Task description
Extend the court passage on insurance non-disclosure below, picking up after its final sentence.

--- start of Source ---

41. Sri Jagdish Swarup also relied on para 357 of Halsbury’s Laws of England, Vol. 22, 3rd Edn. at page 187 and submitted that the basic test is whether the mind of a prudent insurer would be affected, either in deciding whether to take the risk at ail or in fixing the premium, by knowledge of a particular fact if it had been disclosed. Further relying on para 367 of Halsbury’s Laws of England, Vol. 22, 3rd Edn. at page 192, Sri Jagdish Swarup contended that the effect of non-disclosure or misrepresentation in the instant case was that the Society had the right to repudiate and to avoid the policy. He submitted that it was the Society’s inherent right derived as a matter of law from the nature of the contract between the parties.

42. Sri Jagdish Swarup also relied npon “Golding v. Royal London Auxiliary Insurance Co. Ltd.” (1914) 30 T L R 350 in which it was held that:

“Where a person in making a proposal to an insurance company for an insurance against fire makes a bona fide mistake in his answers to the questions on the proposal form, but before the issue of a cover note draws the attention of the agent of the company to the mistake and corrects it, it is the duty of the agent to convey to the company the correct answer, and if he fails to do so the company are not entitled to refuse to pay a claim under the cover note on the ground that there was a misstatement in the answers to the questions on the proposal form.”

Sri Jagdish Swarup, therefore, contended that if the Society knew of the misdescription probably it would not have insured the plaintiff’s goods.

Condition No. 1 of the policy runs as follows :

“If there be any material mis-description of any of the property hereby insured, or of any building or place in which such property is contained, or any misrepresentation as to any fact material to be known for estimating the risk or any remission to state such fact, the Society shall not be liable upon this Policy so far as it relates to property affected by any such mis-description, misrepresentation or omission.”

43. Hafiz Ahmad P. W. 2 the General Agent of the Society, stated that he filled the proposal form land that he did not commit any mis-description in the proposal form. The Society did not contest that Hafiz Ahmad P. W. 2 was its agent.

--- end of Source ---
--- start of Supplied data ---

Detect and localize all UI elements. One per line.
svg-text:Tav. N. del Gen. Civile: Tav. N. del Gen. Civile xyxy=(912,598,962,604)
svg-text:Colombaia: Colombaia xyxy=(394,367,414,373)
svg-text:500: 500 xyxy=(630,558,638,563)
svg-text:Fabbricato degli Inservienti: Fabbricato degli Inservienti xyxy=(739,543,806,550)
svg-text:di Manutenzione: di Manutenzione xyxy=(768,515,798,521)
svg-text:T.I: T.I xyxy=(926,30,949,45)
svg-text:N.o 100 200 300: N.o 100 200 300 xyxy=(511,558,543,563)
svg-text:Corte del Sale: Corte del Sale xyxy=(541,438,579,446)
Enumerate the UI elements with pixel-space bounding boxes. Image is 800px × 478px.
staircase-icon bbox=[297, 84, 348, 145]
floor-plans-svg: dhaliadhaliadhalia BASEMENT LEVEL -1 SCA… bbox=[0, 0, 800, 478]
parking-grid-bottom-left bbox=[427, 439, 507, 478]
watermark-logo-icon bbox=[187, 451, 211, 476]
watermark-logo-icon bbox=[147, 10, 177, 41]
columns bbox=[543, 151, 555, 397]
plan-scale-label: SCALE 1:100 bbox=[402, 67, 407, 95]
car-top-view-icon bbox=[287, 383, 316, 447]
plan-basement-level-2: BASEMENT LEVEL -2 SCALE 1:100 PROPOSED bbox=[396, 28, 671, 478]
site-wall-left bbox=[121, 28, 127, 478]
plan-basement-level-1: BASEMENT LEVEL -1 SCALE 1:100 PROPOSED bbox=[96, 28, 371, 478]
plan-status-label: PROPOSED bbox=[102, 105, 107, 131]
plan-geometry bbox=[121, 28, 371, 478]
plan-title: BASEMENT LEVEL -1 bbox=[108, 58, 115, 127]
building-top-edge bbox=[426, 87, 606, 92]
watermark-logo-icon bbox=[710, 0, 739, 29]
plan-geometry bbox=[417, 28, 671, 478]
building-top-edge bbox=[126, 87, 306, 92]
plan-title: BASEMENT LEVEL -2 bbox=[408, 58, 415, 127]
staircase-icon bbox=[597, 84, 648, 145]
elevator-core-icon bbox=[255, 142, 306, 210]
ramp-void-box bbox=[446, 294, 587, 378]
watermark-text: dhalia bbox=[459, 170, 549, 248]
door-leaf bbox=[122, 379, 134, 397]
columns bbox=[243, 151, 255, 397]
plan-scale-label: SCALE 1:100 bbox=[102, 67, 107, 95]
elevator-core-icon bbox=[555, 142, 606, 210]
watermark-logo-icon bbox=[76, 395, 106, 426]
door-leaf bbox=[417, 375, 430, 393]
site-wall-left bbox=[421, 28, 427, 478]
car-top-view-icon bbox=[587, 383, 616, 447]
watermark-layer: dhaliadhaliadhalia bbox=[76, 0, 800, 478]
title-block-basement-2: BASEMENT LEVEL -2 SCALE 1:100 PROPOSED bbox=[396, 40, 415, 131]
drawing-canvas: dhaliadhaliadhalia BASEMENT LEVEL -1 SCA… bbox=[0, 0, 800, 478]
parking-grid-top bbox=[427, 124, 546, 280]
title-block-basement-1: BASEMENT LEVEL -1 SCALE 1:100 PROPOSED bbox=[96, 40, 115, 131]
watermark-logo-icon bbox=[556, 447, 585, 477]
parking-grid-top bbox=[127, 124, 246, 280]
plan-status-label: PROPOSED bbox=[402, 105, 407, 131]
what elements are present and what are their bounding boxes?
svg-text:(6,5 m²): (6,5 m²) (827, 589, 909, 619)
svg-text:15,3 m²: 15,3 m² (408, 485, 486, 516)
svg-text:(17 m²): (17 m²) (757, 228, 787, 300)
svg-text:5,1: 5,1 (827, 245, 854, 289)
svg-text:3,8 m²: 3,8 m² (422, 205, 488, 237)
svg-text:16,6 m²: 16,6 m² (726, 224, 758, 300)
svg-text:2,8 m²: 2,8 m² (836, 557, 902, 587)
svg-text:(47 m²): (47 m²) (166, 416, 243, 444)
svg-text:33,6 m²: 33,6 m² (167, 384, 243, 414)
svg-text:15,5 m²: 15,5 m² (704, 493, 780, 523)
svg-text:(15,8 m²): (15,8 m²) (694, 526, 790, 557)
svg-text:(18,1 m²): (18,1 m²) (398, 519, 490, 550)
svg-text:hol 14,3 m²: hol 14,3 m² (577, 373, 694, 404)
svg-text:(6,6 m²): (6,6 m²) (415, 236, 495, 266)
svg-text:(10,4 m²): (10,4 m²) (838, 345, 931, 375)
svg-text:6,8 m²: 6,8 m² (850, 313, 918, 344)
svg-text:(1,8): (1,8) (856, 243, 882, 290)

--- end of Supplied data ---

In response
44. Sri Jagdish Swarup submitted that Hafiz Ahmad’s oral evidence on this point was not admissible under Section 92 of the Evidence Act. Section 92 of the Evidence Act says that:

”When the terms of any such contract, grant or other disposition of property, or any matter required by law to be reduced to the form of a document, have been proved according to the Vast section, no evidence of any oral agreement or statement shall be admitted, as between the parties to any such instrument or their representatives in interest for the purpose of contradicting, varying, adding to, or sub-trading from, its terms.”

45. In our opinion Hafiz Ahmad in making the statement mentioned above was only explaining the intention of the parties and was neither contradicting, varying, adding to, or subtracting from the terms of the policy. His statement cannot, therefore, be excluded by Section 92 of the Evidence Act. It is also significant that no such objection was raised by the defendant at the time of the statement of Hafiz Ahmad P. W. 2.

46. In our opinion the description of the building contained in the policy is vague and is not exhaustive and the oral evidence of Hafiz Ahmad on that point was, therefore, admissible. We have, therefore, to read the policy along with the statement of Hafiz Ahmad P. W. 2. No evidence in rebuttal of the statement of Hafiz Ahmad P. W. 2 was produced by the defendant. There is no evidence on the record that higher premium was to be charged by the Society in insuring a building which did not have a pucca roof.

47. Hafiz Ahmad P. W. 2 also stated that Sri J. S. Bhatnagar, an Inspector of the Society, also inspected the insured building in the presence of the witness and did not find anything contrary in the proposal form. The inspection was made after the Society had received the proposal form.

48. According to Hafiz Ahmad P. W. 2 it was not necessary to mention the connecting passage in the proposal form and its omission had no effect on the risk which the Society undertook. In our opinion it is not open to the Society to say that there were misdescriptions in the proposal form when its own agent filled the form and when its own inspector, who inspected the insured building, found everything in order.

49. According to Para. 440 of Halsbury’s Laws of England. Vol. 22, 3rd Edn. at page 232 any dessription, whether of the locality of the property insured, or of the circumstances affecting the subject-matter or the incidence of the peril is in general sufficient if it is substantially accurate; in other words a misdescription must be material if it is to affect the validity of the policy.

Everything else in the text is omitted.